### [WHAT YOU ARE ASKED TO DO]
Return the records that follow unaltered. Omit every picture.

### [DATA EXCERPTS]

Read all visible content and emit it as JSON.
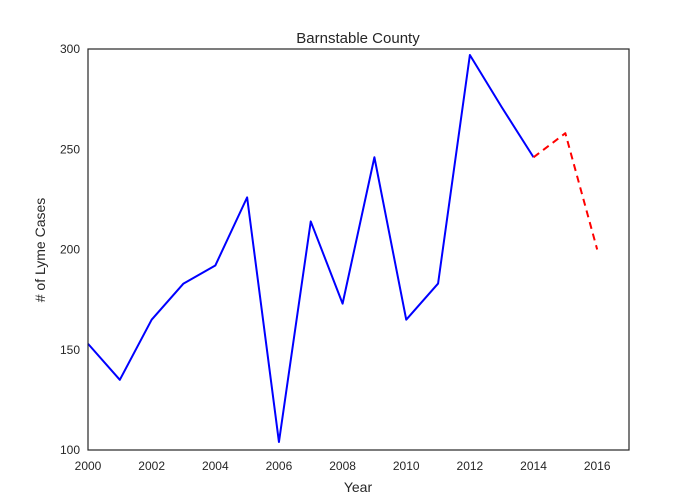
{
  "chart_data": {
    "type": "line",
    "title": "Barnstable County",
    "xlabel": "Year",
    "ylabel": "# of Lyme Cases",
    "xlim": [
      2000,
      2017
    ],
    "ylim": [
      100,
      300
    ],
    "xticks": [
      2000,
      2002,
      2004,
      2006,
      2008,
      2010,
      2012,
      2014,
      2016
    ],
    "yticks": [
      100,
      150,
      200,
      250,
      300
    ],
    "grid": false,
    "series": [
      {
        "color": "#0000ff",
        "style": "solid",
        "x": [
          2000,
          2001,
          2002,
          2003,
          2004,
          2005,
          2006,
          2007,
          2008,
          2009,
          2010,
          2011,
          2012,
          2013,
          2014
        ],
        "y": [
          153,
          135,
          165,
          183,
          192,
          226,
          104,
          214,
          173,
          246,
          165,
          183,
          297,
          271,
          246
        ]
      },
      {
        "color": "#ff0000",
        "style": "dashed",
        "x": [
          2014,
          2015,
          2016
        ],
        "y": [
          246,
          258,
          200
        ]
      }
    ]
  }
}
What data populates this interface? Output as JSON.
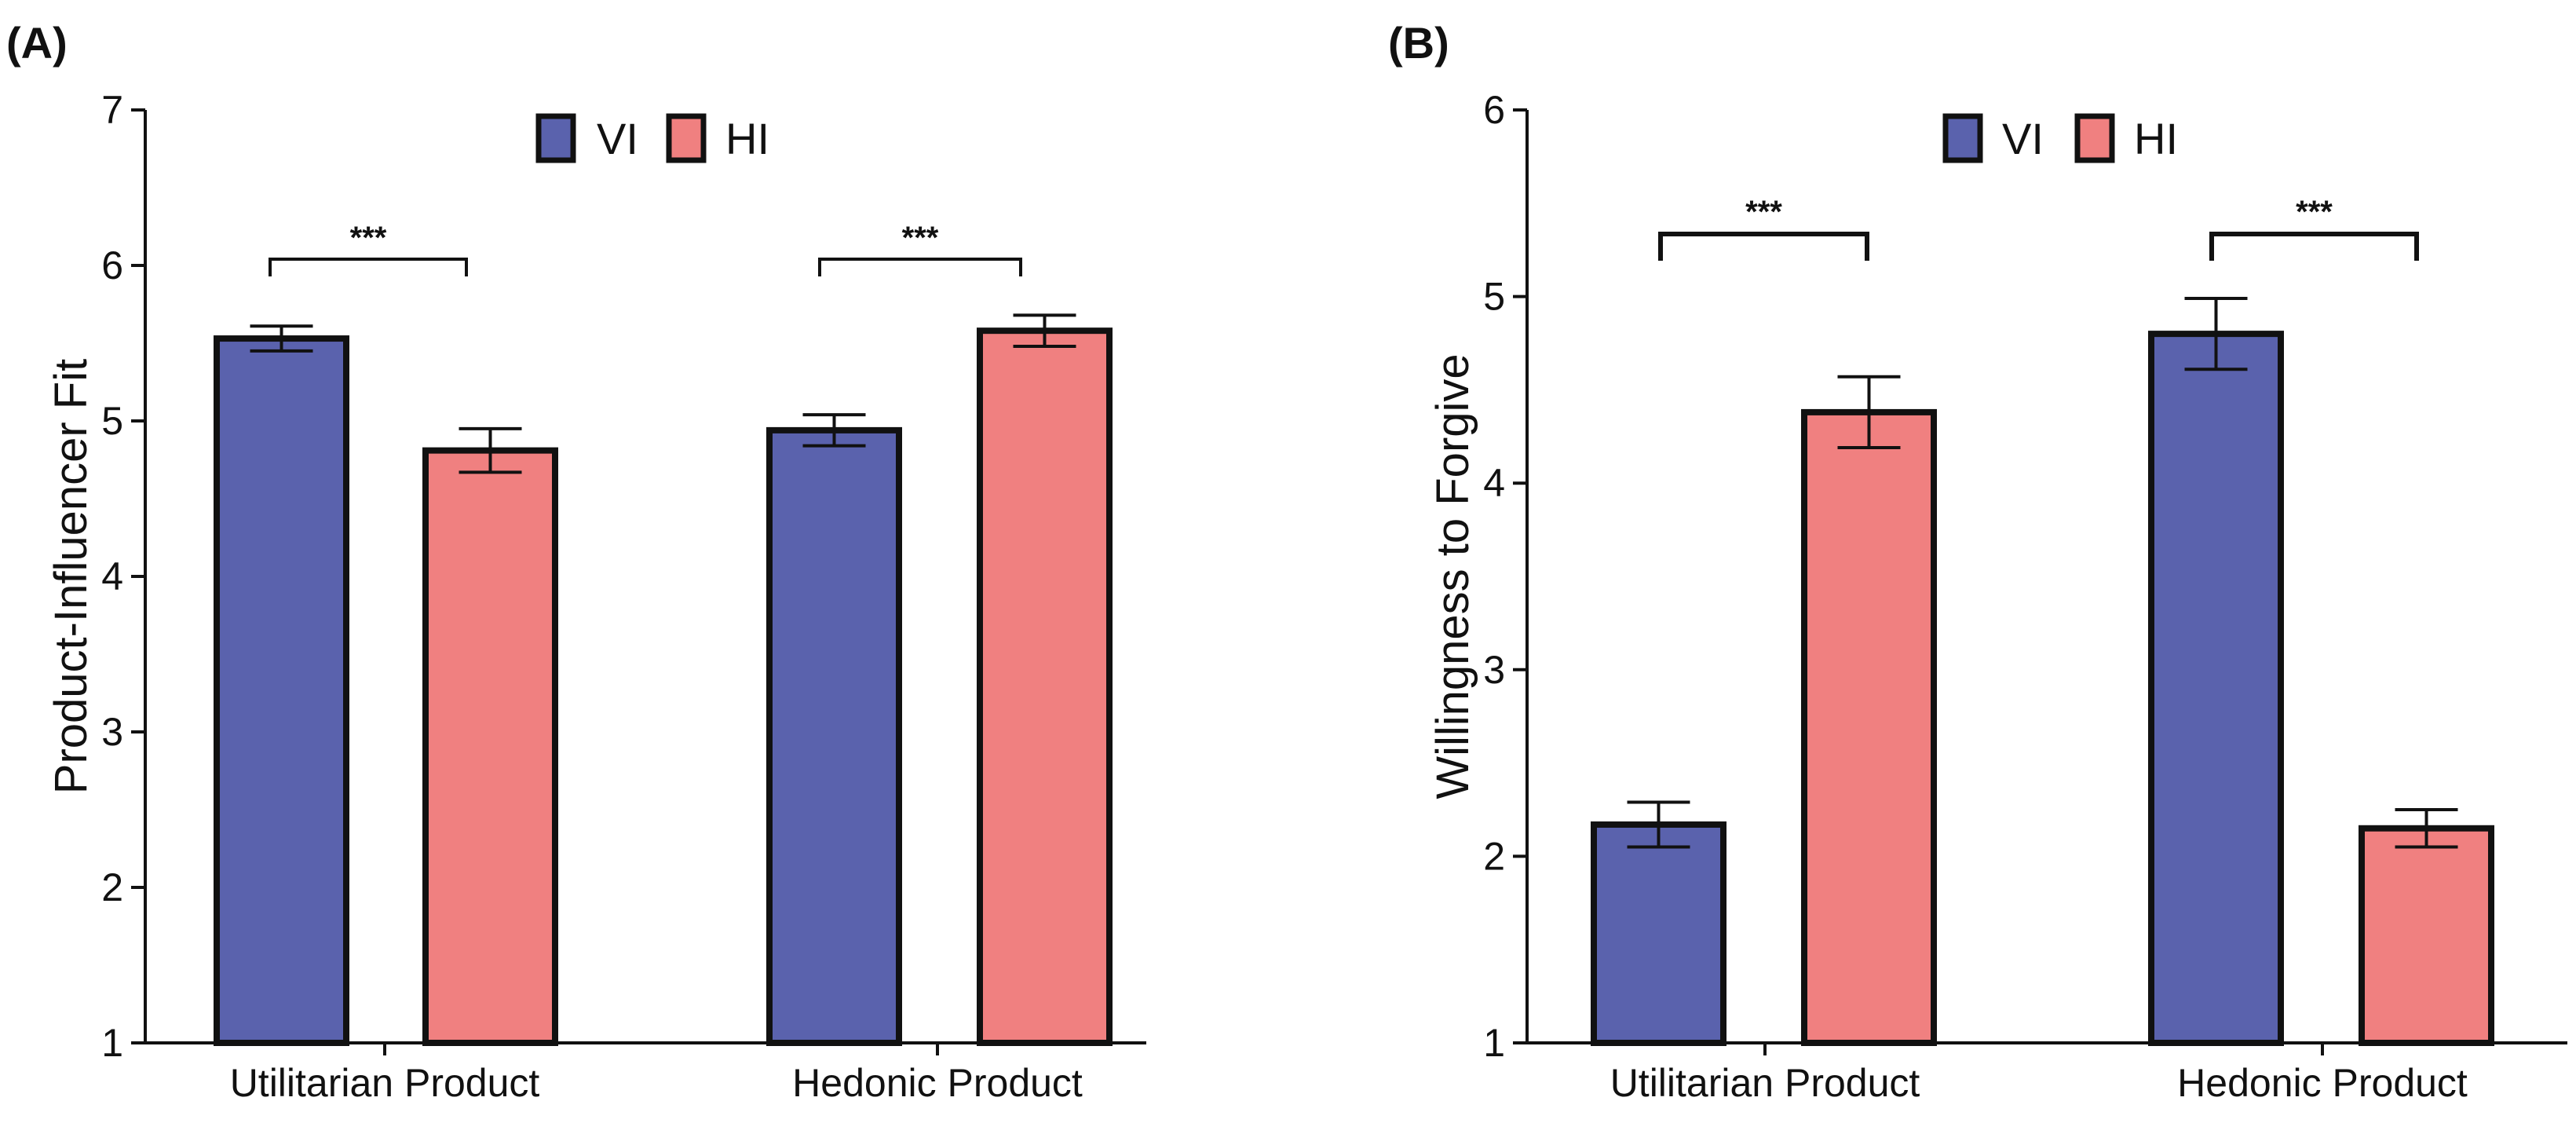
{
  "chart_data": [
    {
      "type": "bar",
      "panel_label": "(A)",
      "title": "",
      "xlabel": "",
      "ylabel": "Product-Influencer Fit",
      "ylim": [
        1,
        7
      ],
      "yticks": [
        "1",
        "2",
        "3",
        "4",
        "5",
        "6",
        "7"
      ],
      "categories": [
        "Utilitarian Product",
        "Hedonic Product"
      ],
      "legend_position": "top-center",
      "series": [
        {
          "name": "VI",
          "color": "#5a62ad",
          "values": [
            5.53,
            4.94
          ],
          "errors": [
            0.08,
            0.1
          ]
        },
        {
          "name": "HI",
          "color": "#f08080",
          "values": [
            4.81,
            5.58
          ],
          "errors": [
            0.14,
            0.1
          ]
        }
      ],
      "annotations": [
        {
          "label": "***",
          "category": "Utilitarian Product"
        },
        {
          "label": "***",
          "category": "Hedonic Product"
        }
      ]
    },
    {
      "type": "bar",
      "panel_label": "(B)",
      "title": "",
      "xlabel": "",
      "ylabel": "Willingness to Forgive",
      "ylim": [
        1,
        6
      ],
      "yticks": [
        "1",
        "2",
        "3",
        "4",
        "5",
        "6"
      ],
      "categories": [
        "Utilitarian Product",
        "Hedonic Product"
      ],
      "legend_position": "top-center",
      "series": [
        {
          "name": "VI",
          "color": "#5a62ad",
          "values": [
            2.17,
            4.8
          ],
          "errors": [
            0.12,
            0.19
          ]
        },
        {
          "name": "HI",
          "color": "#f08080",
          "values": [
            4.38,
            2.15
          ],
          "errors": [
            0.19,
            0.1
          ]
        }
      ],
      "annotations": [
        {
          "label": "***",
          "category": "Utilitarian Product"
        },
        {
          "label": "***",
          "category": "Hedonic Product"
        }
      ]
    }
  ]
}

### [CORRECT OUTPUT]
Read all visible content and emit it as JSON.
{
  "chart_data": {
    "type": "line",
    "title": "Barnstable County",
    "xlabel": "Year",
    "ylabel": "# of Lyme Cases",
    "xlim": [
      2000,
      2017
    ],
    "ylim": [
      100,
      300
    ],
    "xticks": [
      2000,
      2002,
      2004,
      2006,
      2008,
      2010,
      2012,
      2014,
      2016
    ],
    "yticks": [
      100,
      150,
      200,
      250,
      300
    ],
    "grid": false,
    "series": [
      {
        "color": "#0000ff",
        "style": "solid",
        "x": [
          2000,
          2001,
          2002,
          2003,
          2004,
          2005,
          2006,
          2007,
          2008,
          2009,
          2010,
          2011,
          2012,
          2013,
          2014
        ],
        "y": [
          153,
          135,
          165,
          183,
          192,
          226,
          104,
          214,
          173,
          246,
          165,
          183,
          297,
          271,
          246
        ]
      },
      {
        "color": "#ff0000",
        "style": "dashed",
        "x": [
          2014,
          2015,
          2016
        ],
        "y": [
          246,
          258,
          200
        ]
      }
    ]
  }
}
What data populates this interface? Output as JSON.
{
  "chart_data": [
    {
      "type": "bar",
      "panel_label": "(A)",
      "title": "",
      "xlabel": "",
      "ylabel": "Product-Influencer Fit",
      "ylim": [
        1,
        7
      ],
      "yticks": [
        "1",
        "2",
        "3",
        "4",
        "5",
        "6",
        "7"
      ],
      "categories": [
        "Utilitarian Product",
        "Hedonic Product"
      ],
      "legend_position": "top-center",
      "series": [
        {
          "name": "VI",
          "color": "#5a62ad",
          "values": [
            5.53,
            4.94
          ],
          "errors": [
            0.08,
            0.1
          ]
        },
        {
          "name": "HI",
          "color": "#f08080",
          "values": [
            4.81,
            5.58
          ],
          "errors": [
            0.14,
            0.1
          ]
        }
      ],
      "annotations": [
        {
          "label": "***",
          "category": "Utilitarian Product"
        },
        {
          "label": "***",
          "category": "Hedonic Product"
        }
      ]
    },
    {
      "type": "bar",
      "panel_label": "(B)",
      "title": "",
      "xlabel": "",
      "ylabel": "Willingness to Forgive",
      "ylim": [
        1,
        6
      ],
      "yticks": [
        "1",
        "2",
        "3",
        "4",
        "5",
        "6"
      ],
      "categories": [
        "Utilitarian Product",
        "Hedonic Product"
      ],
      "legend_position": "top-center",
      "series": [
        {
          "name": "VI",
          "color": "#5a62ad",
          "values": [
            2.17,
            4.8
          ],
          "errors": [
            0.12,
            0.19
          ]
        },
        {
          "name": "HI",
          "color": "#f08080",
          "values": [
            4.38,
            2.15
          ],
          "errors": [
            0.19,
            0.1
          ]
        }
      ],
      "annotations": [
        {
          "label": "***",
          "category": "Utilitarian Product"
        },
        {
          "label": "***",
          "category": "Hedonic Product"
        }
      ]
    }
  ]
}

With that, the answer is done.